— Do this —
Spot each line that carries the word "image"; copy those lines.

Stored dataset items
****************

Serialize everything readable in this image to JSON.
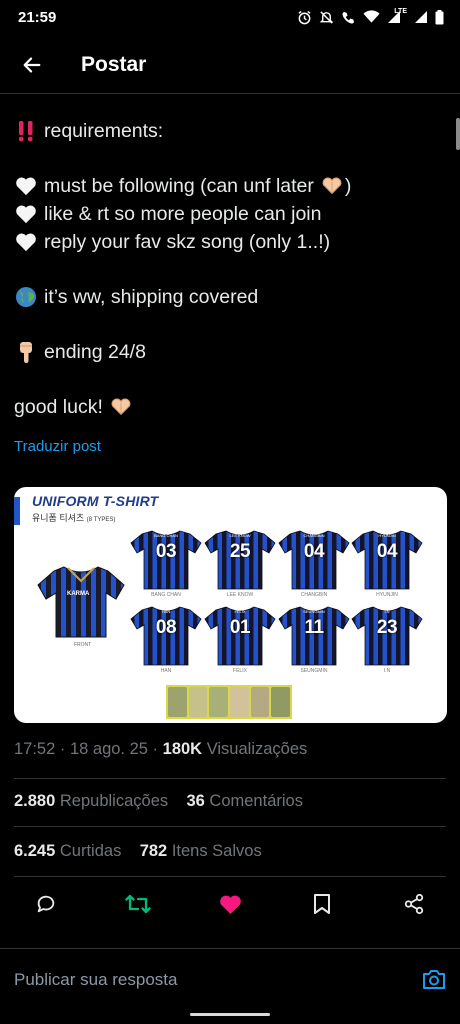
{
  "status_bar": {
    "time": "21:59",
    "network": "LTE"
  },
  "header": {
    "title": "Postar"
  },
  "post": {
    "lines": {
      "l1": "requirements:",
      "l2": "must be following (can unf later",
      "l2_end": ")",
      "l3": "like & rt so more people can join",
      "l4": "reply your fav skz song (only 1..!)",
      "l5": "it’s ww, shipping covered",
      "l6": "ending 24/8",
      "l7": "good luck!"
    },
    "translate_label": "Traduzir post"
  },
  "media": {
    "title": "UNIFORM T-SHIRT",
    "subtitle": "유니폼 티셔츠",
    "subtitle_types": "(8 TYPES)",
    "front_brand": "KARMA",
    "front_label": "FRONT",
    "jerseys": [
      {
        "name": "BANG CHAN",
        "number": "03",
        "caption": "BANG CHAN"
      },
      {
        "name": "LEE KNOW",
        "number": "25",
        "caption": "LEE KNOW"
      },
      {
        "name": "CHANGBIN",
        "number": "04",
        "caption": "CHANGBIN"
      },
      {
        "name": "HYUNJIN",
        "number": "04",
        "caption": "HYUNJIN"
      },
      {
        "name": "HAN",
        "number": "08",
        "caption": "HAN"
      },
      {
        "name": "FELIX",
        "number": "01",
        "caption": "FELIX"
      },
      {
        "name": "SEUNGMIN",
        "number": "11",
        "caption": "SEUNGMIN"
      },
      {
        "name": "I.N",
        "number": "23",
        "caption": "I.N"
      }
    ]
  },
  "meta": {
    "time": "17:52",
    "date": "18 ago. 25",
    "views_count": "180K",
    "views_label": "Visualizações"
  },
  "stats": {
    "reposts_count": "2.880",
    "reposts_label": "Republicações",
    "comments_count": "36",
    "comments_label": "Comentários",
    "likes_count": "6.245",
    "likes_label": "Curtidas",
    "saves_count": "782",
    "saves_label": "Itens Salvos"
  },
  "reply": {
    "placeholder": "Publicar sua resposta"
  },
  "colors": {
    "accent": "#1d9bf0",
    "repost": "#00ba7c",
    "like": "#f91880",
    "muted": "#71767b"
  },
  "icons": [
    "back-arrow-icon",
    "alarm-icon",
    "mute-icon",
    "wifi-call-icon",
    "wifi-icon",
    "signal-icon",
    "battery-icon",
    "reply-icon",
    "repost-icon",
    "heart-icon",
    "bookmark-icon",
    "share-icon",
    "camera-icon"
  ]
}
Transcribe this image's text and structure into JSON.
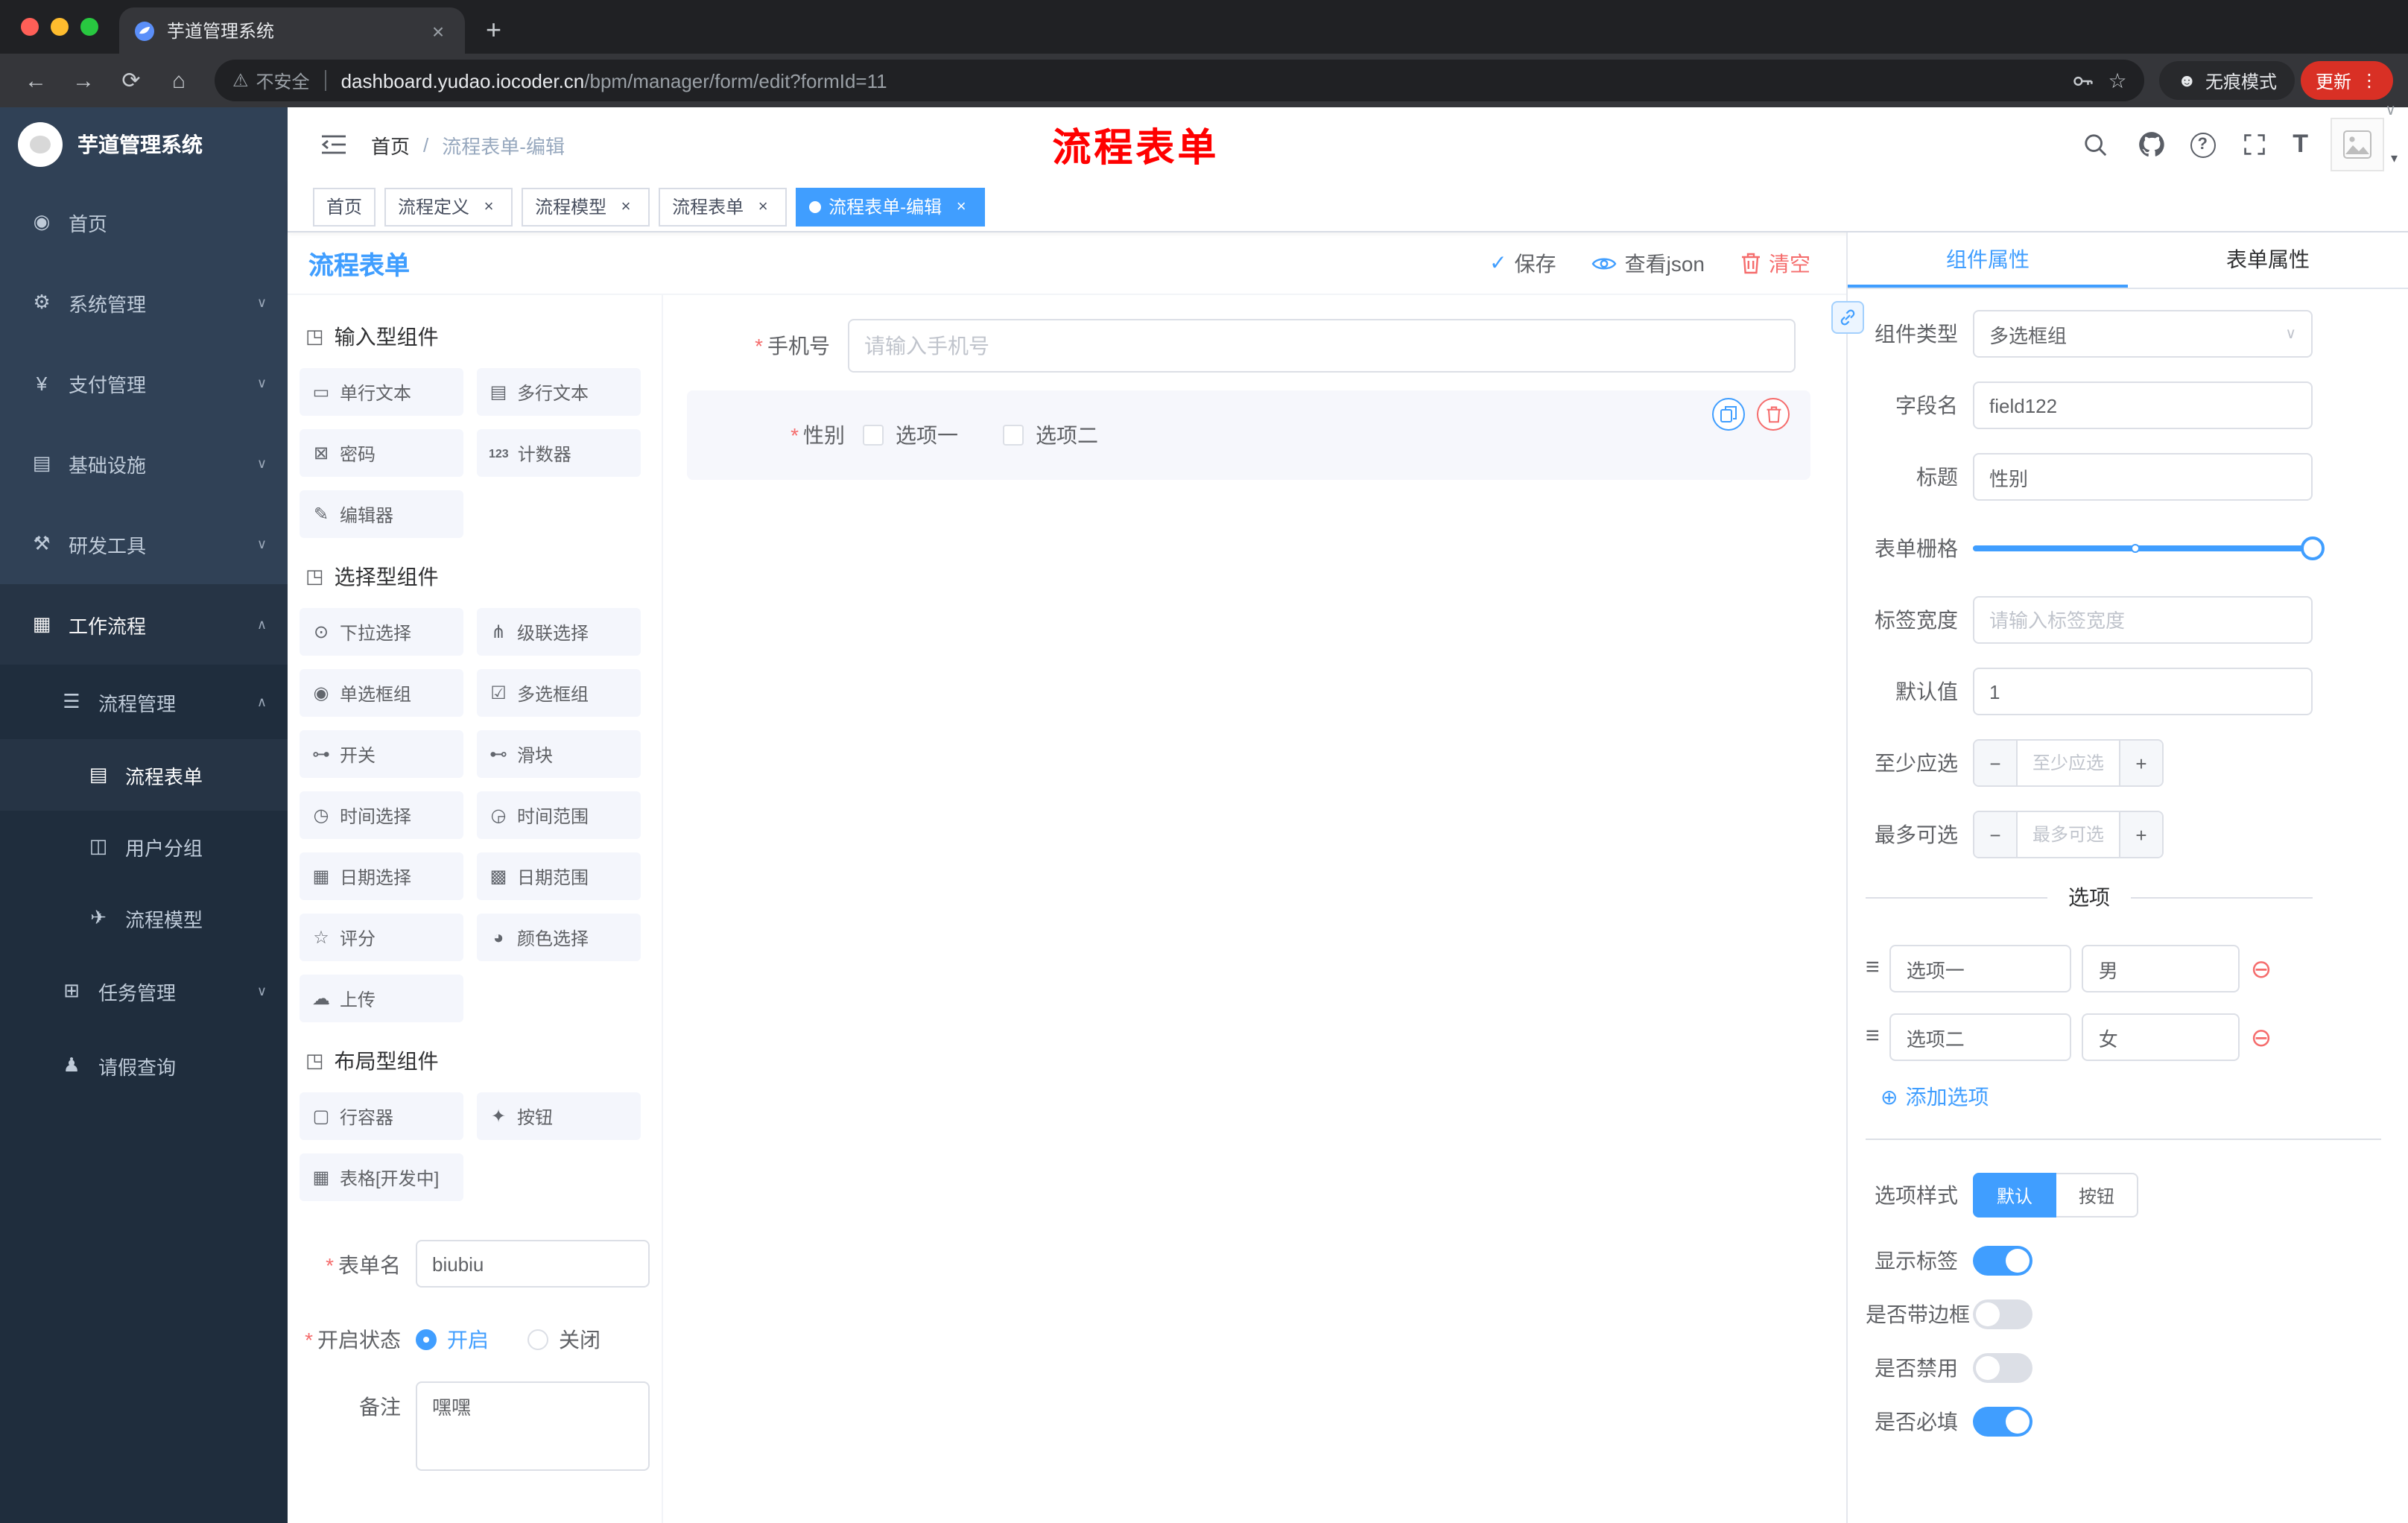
{
  "colors": {
    "accent": "#409eff",
    "danger": "#f56c6c",
    "sidebar_bg": "#304156",
    "sidebar_sub_bg": "#1f2d3d",
    "annotation_red": "#ff0000",
    "tag_active": "#409eff",
    "update_pill": "#d93025"
  },
  "icons": {
    "back": "←",
    "forward": "→",
    "reload": "⟳",
    "home": "⌂",
    "warning": "⚠",
    "star": "☆",
    "incognito_face": "☻",
    "kebab": "⋮",
    "new_tab": "+",
    "close": "×",
    "chevron_down": "∨",
    "chevron_up": "∧",
    "breadcrumb_separator": "/",
    "check": "✓",
    "drag_handle": "≡",
    "remove_circle": "⊖",
    "add_circle": "⊕",
    "select_caret": "∨",
    "avatar_caret": "▾",
    "question": "?",
    "font_size": "T",
    "group_cube": "◳"
  },
  "browser": {
    "tab_title": "芋道管理系统",
    "security_label": "不安全",
    "url_host": "dashboard.yudao.iocoder.cn",
    "url_path": "/bpm/manager/form/edit?formId=11",
    "incognito_label": "无痕模式",
    "update_label": "更新"
  },
  "sidebar": {
    "logo_text": "芋道管理系统",
    "items": [
      {
        "label": "首页",
        "glyph": "◉"
      },
      {
        "label": "系统管理",
        "glyph": "⚙"
      },
      {
        "label": "支付管理",
        "glyph": "¥"
      },
      {
        "label": "基础设施",
        "glyph": "▤"
      },
      {
        "label": "研发工具",
        "glyph": "⚒"
      },
      {
        "label": "工作流程",
        "glyph": "▦",
        "open": true
      },
      {
        "label": "流程管理",
        "glyph": "☰",
        "open": true
      },
      {
        "label": "流程表单",
        "glyph": "▤",
        "active": true
      },
      {
        "label": "用户分组",
        "glyph": "◫"
      },
      {
        "label": "流程模型",
        "glyph": "✈"
      },
      {
        "label": "任务管理",
        "glyph": "⊞"
      },
      {
        "label": "请假查询",
        "glyph": "♟"
      }
    ]
  },
  "app_header": {
    "breadcrumb": [
      "首页",
      "流程表单-编辑"
    ],
    "annotation": "流程表单"
  },
  "tags_view": [
    {
      "label": "首页",
      "closable": false,
      "active": false
    },
    {
      "label": "流程定义",
      "closable": true,
      "active": false
    },
    {
      "label": "流程模型",
      "closable": true,
      "active": false
    },
    {
      "label": "流程表单",
      "closable": true,
      "active": false
    },
    {
      "label": "流程表单-编辑",
      "closable": true,
      "active": true
    }
  ],
  "designer": {
    "title": "流程表单",
    "actions": {
      "save": "保存",
      "view_json": "查看json",
      "clear": "清空"
    },
    "palette_groups": [
      {
        "title": "输入型组件",
        "items": [
          {
            "label": "单行文本",
            "glyph": "▭"
          },
          {
            "label": "多行文本",
            "glyph": "▤"
          },
          {
            "label": "密码",
            "glyph": "⊠"
          },
          {
            "label": "计数器",
            "glyph": "123"
          },
          {
            "label": "编辑器",
            "glyph": "✎"
          }
        ]
      },
      {
        "title": "选择型组件",
        "items": [
          {
            "label": "下拉选择",
            "glyph": "⊙"
          },
          {
            "label": "级联选择",
            "glyph": "⋔"
          },
          {
            "label": "单选框组",
            "glyph": "◉"
          },
          {
            "label": "多选框组",
            "glyph": "☑"
          },
          {
            "label": "开关",
            "glyph": "⊶"
          },
          {
            "label": "滑块",
            "glyph": "⊷"
          },
          {
            "label": "时间选择",
            "glyph": "◷"
          },
          {
            "label": "时间范围",
            "glyph": "◶"
          },
          {
            "label": "日期选择",
            "glyph": "▦"
          },
          {
            "label": "日期范围",
            "glyph": "▩"
          },
          {
            "label": "评分",
            "glyph": "☆"
          },
          {
            "label": "颜色选择",
            "glyph": "◕"
          },
          {
            "label": "上传",
            "glyph": "☁"
          }
        ]
      },
      {
        "title": "布局型组件",
        "items": [
          {
            "label": "行容器",
            "glyph": "▢"
          },
          {
            "label": "按钮",
            "glyph": "✦"
          },
          {
            "label": "表格[开发中]",
            "glyph": "▦"
          }
        ]
      }
    ],
    "meta_form": {
      "form_name": {
        "label": "表单名",
        "value": "biubiu"
      },
      "status": {
        "label": "开启状态",
        "options": [
          {
            "label": "开启",
            "selected": true
          },
          {
            "label": "关闭",
            "selected": false
          }
        ]
      },
      "remark": {
        "label": "备注",
        "value": "嘿嘿"
      }
    },
    "canvas": {
      "phone_field": {
        "label": "手机号",
        "placeholder": "请输入手机号"
      },
      "gender_field": {
        "label": "性别",
        "options": [
          "选项一",
          "选项二"
        ]
      }
    }
  },
  "properties": {
    "tabs": [
      {
        "label": "组件属性",
        "active": true
      },
      {
        "label": "表单属性",
        "active": false
      }
    ],
    "component_type": {
      "label": "组件类型",
      "value": "多选框组"
    },
    "field_name": {
      "label": "字段名",
      "value": "field122"
    },
    "title": {
      "label": "标题",
      "value": "性别"
    },
    "grid": {
      "label": "表单栅格",
      "fill_percent": 100,
      "stop_percent": 48
    },
    "label_width": {
      "label": "标签宽度",
      "placeholder": "请输入标签宽度"
    },
    "default_value": {
      "label": "默认值",
      "value": "1"
    },
    "min_select": {
      "label": "至少应选",
      "placeholder": "至少应选"
    },
    "max_select": {
      "label": "最多可选",
      "placeholder": "最多可选"
    },
    "options_divider": "选项",
    "options": [
      {
        "name": "选项一",
        "value": "男"
      },
      {
        "name": "选项二",
        "value": "女"
      }
    ],
    "add_option_label": "添加选项",
    "option_style": {
      "label": "选项样式",
      "choices": [
        {
          "label": "默认",
          "active": true
        },
        {
          "label": "按钮",
          "active": false
        }
      ]
    },
    "switches": [
      {
        "label": "显示标签",
        "on": true
      },
      {
        "label": "是否带边框",
        "on": false
      },
      {
        "label": "是否禁用",
        "on": false
      },
      {
        "label": "是否必填",
        "on": true
      }
    ]
  }
}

****************

— Result of the task —
Serialize everything readable in this image to JSON.
Transcribe this image's text and structure into JSON.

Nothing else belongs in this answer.